**Aim**
Pull out every line with the word "Neuer".

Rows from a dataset
## begin

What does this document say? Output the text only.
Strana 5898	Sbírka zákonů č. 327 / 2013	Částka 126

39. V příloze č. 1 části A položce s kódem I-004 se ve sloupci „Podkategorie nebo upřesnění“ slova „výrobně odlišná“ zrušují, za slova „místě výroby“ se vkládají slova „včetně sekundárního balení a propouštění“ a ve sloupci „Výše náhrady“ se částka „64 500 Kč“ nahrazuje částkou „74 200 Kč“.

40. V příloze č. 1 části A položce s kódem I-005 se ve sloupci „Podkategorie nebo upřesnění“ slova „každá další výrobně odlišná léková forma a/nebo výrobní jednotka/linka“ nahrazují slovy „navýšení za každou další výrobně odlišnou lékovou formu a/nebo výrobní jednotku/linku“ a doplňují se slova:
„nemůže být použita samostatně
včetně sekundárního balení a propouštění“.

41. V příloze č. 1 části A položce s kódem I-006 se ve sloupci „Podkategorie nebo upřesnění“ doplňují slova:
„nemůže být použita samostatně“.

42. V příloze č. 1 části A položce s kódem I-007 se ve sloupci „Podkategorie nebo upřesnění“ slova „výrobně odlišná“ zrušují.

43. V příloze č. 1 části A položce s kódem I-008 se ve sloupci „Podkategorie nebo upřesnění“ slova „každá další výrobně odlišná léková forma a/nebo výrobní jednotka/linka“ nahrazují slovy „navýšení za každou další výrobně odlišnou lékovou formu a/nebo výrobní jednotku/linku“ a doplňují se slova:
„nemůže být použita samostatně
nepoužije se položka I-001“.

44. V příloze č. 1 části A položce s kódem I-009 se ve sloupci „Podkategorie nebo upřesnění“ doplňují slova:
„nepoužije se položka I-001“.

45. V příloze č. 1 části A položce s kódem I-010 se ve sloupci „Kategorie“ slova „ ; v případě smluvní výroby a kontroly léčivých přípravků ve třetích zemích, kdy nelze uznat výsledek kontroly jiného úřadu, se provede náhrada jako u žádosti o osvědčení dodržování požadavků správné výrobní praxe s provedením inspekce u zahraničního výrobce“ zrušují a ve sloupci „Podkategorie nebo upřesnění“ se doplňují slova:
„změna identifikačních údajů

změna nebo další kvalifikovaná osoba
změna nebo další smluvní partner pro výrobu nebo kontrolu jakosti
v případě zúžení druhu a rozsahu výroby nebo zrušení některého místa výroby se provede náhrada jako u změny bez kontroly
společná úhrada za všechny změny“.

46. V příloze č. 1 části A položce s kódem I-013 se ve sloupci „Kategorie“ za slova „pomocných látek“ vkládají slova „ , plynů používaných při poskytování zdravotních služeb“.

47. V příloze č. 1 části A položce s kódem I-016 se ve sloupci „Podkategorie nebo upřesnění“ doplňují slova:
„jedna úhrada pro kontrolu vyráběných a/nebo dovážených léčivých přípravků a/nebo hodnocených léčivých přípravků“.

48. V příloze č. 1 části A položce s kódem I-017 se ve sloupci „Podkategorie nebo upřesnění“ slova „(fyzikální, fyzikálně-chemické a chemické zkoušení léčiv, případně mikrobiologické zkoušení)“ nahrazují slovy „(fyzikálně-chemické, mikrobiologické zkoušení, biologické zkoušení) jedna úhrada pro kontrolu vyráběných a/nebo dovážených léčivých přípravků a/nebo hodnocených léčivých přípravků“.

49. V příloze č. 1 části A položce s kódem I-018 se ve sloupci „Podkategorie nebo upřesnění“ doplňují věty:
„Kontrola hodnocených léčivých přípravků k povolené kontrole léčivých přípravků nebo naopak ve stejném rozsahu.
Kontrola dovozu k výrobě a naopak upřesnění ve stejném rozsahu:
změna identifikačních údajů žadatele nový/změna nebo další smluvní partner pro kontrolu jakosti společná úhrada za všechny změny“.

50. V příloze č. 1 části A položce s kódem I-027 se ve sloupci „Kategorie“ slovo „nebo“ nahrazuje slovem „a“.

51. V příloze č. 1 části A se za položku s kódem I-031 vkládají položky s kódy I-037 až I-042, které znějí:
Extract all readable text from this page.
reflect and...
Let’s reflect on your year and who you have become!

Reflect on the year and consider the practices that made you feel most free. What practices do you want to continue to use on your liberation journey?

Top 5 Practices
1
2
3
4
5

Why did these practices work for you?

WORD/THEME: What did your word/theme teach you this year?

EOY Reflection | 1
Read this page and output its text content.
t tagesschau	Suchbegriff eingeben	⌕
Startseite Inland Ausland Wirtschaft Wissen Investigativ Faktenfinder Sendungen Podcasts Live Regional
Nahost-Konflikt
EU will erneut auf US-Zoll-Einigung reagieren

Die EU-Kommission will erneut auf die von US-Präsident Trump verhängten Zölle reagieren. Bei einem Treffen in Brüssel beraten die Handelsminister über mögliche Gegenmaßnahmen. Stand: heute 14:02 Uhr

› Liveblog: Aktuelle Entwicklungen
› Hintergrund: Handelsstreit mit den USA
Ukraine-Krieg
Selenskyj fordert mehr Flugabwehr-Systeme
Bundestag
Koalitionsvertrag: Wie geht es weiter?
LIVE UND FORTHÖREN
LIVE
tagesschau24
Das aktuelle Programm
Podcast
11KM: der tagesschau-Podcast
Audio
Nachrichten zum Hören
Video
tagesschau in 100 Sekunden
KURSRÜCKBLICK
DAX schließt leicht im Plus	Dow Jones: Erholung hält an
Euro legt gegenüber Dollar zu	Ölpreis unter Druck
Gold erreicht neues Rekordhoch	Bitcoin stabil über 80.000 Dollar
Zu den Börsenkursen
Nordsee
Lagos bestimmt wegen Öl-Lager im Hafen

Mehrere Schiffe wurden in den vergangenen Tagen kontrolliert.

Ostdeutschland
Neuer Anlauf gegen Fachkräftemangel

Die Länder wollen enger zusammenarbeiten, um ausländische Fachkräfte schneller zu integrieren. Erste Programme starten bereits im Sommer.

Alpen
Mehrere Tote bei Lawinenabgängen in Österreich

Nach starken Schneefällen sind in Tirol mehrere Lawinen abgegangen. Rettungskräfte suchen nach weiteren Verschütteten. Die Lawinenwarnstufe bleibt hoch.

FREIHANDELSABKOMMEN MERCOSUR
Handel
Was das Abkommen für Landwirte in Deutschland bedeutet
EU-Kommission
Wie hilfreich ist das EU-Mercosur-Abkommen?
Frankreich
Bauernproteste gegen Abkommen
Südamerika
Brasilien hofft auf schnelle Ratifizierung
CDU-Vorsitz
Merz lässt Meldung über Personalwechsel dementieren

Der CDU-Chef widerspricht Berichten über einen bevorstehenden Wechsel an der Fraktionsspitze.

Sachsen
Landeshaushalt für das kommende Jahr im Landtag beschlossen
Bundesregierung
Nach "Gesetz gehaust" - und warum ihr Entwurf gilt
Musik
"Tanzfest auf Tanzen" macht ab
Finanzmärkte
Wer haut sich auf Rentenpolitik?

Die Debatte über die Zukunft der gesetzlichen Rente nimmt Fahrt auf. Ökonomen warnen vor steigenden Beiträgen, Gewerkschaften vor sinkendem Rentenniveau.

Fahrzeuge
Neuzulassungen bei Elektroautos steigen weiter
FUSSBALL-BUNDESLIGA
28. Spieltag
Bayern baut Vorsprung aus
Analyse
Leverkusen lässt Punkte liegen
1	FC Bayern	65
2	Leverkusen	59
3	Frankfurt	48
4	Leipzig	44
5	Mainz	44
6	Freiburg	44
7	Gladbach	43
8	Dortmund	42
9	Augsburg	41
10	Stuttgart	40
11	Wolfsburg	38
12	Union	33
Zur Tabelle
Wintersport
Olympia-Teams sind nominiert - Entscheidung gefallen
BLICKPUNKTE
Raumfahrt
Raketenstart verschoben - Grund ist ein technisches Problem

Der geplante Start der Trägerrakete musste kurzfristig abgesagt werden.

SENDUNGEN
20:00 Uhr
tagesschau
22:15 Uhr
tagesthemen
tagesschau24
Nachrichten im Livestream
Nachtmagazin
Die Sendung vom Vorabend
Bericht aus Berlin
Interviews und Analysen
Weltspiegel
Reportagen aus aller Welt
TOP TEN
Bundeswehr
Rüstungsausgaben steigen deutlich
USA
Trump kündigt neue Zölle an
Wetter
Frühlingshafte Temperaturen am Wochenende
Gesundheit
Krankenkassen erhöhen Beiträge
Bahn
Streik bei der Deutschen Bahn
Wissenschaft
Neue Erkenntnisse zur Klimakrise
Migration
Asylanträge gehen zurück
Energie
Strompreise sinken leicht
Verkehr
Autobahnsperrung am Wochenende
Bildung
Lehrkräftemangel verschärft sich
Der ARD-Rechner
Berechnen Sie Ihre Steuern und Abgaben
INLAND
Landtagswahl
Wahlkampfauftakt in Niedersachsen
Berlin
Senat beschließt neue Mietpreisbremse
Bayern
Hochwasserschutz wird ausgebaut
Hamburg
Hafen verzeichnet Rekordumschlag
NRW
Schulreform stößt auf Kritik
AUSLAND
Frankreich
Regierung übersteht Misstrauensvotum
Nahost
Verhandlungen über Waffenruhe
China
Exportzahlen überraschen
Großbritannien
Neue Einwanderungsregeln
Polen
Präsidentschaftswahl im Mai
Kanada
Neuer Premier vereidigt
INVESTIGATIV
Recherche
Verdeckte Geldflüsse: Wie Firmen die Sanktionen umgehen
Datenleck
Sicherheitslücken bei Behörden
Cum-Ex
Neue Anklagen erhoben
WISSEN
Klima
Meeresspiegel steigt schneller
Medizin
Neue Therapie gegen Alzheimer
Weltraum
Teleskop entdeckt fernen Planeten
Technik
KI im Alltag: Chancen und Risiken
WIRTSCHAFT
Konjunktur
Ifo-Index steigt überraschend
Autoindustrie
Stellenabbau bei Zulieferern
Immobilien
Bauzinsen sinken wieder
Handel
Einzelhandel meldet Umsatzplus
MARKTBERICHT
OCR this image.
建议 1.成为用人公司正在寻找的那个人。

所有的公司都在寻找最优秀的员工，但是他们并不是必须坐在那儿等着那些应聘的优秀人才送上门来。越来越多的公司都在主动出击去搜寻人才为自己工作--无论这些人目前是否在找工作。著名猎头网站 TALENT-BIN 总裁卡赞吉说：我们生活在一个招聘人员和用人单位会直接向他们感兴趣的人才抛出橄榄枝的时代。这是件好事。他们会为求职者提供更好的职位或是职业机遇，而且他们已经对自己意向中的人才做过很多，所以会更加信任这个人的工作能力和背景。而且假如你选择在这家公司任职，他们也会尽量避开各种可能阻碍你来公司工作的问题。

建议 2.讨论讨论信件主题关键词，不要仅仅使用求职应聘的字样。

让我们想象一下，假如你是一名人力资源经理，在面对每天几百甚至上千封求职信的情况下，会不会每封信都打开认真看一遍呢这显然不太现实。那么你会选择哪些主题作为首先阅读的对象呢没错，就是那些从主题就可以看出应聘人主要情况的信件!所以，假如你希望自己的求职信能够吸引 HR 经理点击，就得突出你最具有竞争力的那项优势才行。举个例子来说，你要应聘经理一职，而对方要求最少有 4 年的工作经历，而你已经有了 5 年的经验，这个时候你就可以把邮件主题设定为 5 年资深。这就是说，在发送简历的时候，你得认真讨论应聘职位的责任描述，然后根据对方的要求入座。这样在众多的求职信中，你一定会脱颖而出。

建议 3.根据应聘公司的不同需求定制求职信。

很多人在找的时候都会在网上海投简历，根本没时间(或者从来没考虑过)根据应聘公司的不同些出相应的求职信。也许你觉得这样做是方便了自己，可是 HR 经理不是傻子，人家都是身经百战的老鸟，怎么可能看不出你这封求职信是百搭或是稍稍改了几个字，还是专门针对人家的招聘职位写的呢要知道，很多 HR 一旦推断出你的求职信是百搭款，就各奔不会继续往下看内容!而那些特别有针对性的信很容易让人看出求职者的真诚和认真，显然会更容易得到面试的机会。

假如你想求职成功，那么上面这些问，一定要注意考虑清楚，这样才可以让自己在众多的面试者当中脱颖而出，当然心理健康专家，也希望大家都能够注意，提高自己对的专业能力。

## end

**Task answer**
Neuer Anlauf gegen Fachkräftemangel
Neuer Premier vereidigt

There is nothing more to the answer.